= What to produce =
Keep the pictures out of the copy and print all the entries below exactly.

## Start

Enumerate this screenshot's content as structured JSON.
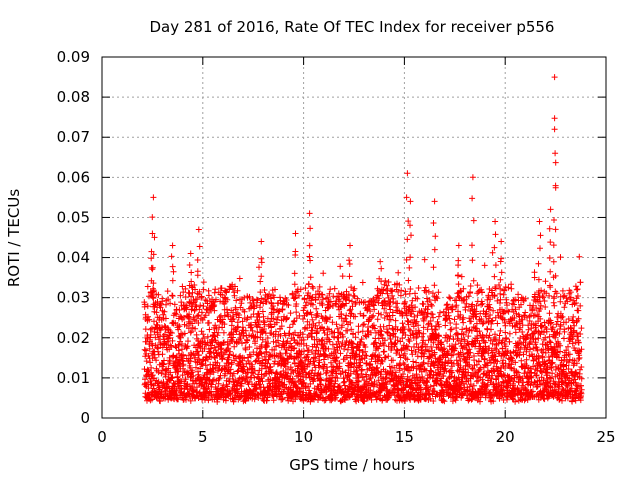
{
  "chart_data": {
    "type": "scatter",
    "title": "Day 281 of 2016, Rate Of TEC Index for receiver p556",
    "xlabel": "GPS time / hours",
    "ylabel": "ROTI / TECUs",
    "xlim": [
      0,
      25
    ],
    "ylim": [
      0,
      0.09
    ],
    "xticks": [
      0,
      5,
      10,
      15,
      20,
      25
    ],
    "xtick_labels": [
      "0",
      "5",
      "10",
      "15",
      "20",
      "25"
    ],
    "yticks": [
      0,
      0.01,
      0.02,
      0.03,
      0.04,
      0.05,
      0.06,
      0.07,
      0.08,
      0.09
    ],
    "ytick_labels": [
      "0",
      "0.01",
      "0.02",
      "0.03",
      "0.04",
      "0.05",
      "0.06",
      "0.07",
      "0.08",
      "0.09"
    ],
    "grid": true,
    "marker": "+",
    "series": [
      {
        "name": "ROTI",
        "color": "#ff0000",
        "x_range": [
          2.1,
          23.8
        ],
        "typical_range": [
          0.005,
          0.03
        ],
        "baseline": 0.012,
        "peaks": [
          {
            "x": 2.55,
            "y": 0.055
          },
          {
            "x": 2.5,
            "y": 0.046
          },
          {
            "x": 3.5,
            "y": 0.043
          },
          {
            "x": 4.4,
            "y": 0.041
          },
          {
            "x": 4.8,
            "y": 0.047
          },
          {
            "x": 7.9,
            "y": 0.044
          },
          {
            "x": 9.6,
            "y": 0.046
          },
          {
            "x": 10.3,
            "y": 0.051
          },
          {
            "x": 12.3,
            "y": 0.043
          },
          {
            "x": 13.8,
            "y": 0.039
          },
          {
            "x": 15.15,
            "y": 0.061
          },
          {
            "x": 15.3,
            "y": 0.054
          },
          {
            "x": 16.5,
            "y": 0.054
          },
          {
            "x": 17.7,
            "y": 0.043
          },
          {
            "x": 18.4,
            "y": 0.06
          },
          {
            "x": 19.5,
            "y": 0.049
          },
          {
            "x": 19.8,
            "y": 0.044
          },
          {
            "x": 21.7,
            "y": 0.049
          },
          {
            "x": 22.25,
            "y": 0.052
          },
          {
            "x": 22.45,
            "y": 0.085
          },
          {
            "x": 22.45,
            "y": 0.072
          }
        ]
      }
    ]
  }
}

## End

= Correct result =
Enumerate this screenshot's content as structured JSON.
{
  "chart_data": {
    "type": "scatter",
    "title": "Day 281 of 2016, Rate Of TEC Index for receiver p556",
    "xlabel": "GPS time / hours",
    "ylabel": "ROTI / TECUs",
    "xlim": [
      0,
      25
    ],
    "ylim": [
      0,
      0.09
    ],
    "xticks": [
      0,
      5,
      10,
      15,
      20,
      25
    ],
    "xtick_labels": [
      "0",
      "5",
      "10",
      "15",
      "20",
      "25"
    ],
    "yticks": [
      0,
      0.01,
      0.02,
      0.03,
      0.04,
      0.05,
      0.06,
      0.07,
      0.08,
      0.09
    ],
    "ytick_labels": [
      "0",
      "0.01",
      "0.02",
      "0.03",
      "0.04",
      "0.05",
      "0.06",
      "0.07",
      "0.08",
      "0.09"
    ],
    "grid": true,
    "marker": "+",
    "series": [
      {
        "name": "ROTI",
        "color": "#ff0000",
        "x_range": [
          2.1,
          23.8
        ],
        "typical_range": [
          0.005,
          0.03
        ],
        "baseline": 0.012,
        "peaks": [
          {
            "x": 2.55,
            "y": 0.055
          },
          {
            "x": 2.5,
            "y": 0.046
          },
          {
            "x": 3.5,
            "y": 0.043
          },
          {
            "x": 4.4,
            "y": 0.041
          },
          {
            "x": 4.8,
            "y": 0.047
          },
          {
            "x": 7.9,
            "y": 0.044
          },
          {
            "x": 9.6,
            "y": 0.046
          },
          {
            "x": 10.3,
            "y": 0.051
          },
          {
            "x": 12.3,
            "y": 0.043
          },
          {
            "x": 13.8,
            "y": 0.039
          },
          {
            "x": 15.15,
            "y": 0.061
          },
          {
            "x": 15.3,
            "y": 0.054
          },
          {
            "x": 16.5,
            "y": 0.054
          },
          {
            "x": 17.7,
            "y": 0.043
          },
          {
            "x": 18.4,
            "y": 0.06
          },
          {
            "x": 19.5,
            "y": 0.049
          },
          {
            "x": 19.8,
            "y": 0.044
          },
          {
            "x": 21.7,
            "y": 0.049
          },
          {
            "x": 22.25,
            "y": 0.052
          },
          {
            "x": 22.45,
            "y": 0.085
          },
          {
            "x": 22.45,
            "y": 0.072
          }
        ]
      }
    ]
  }
}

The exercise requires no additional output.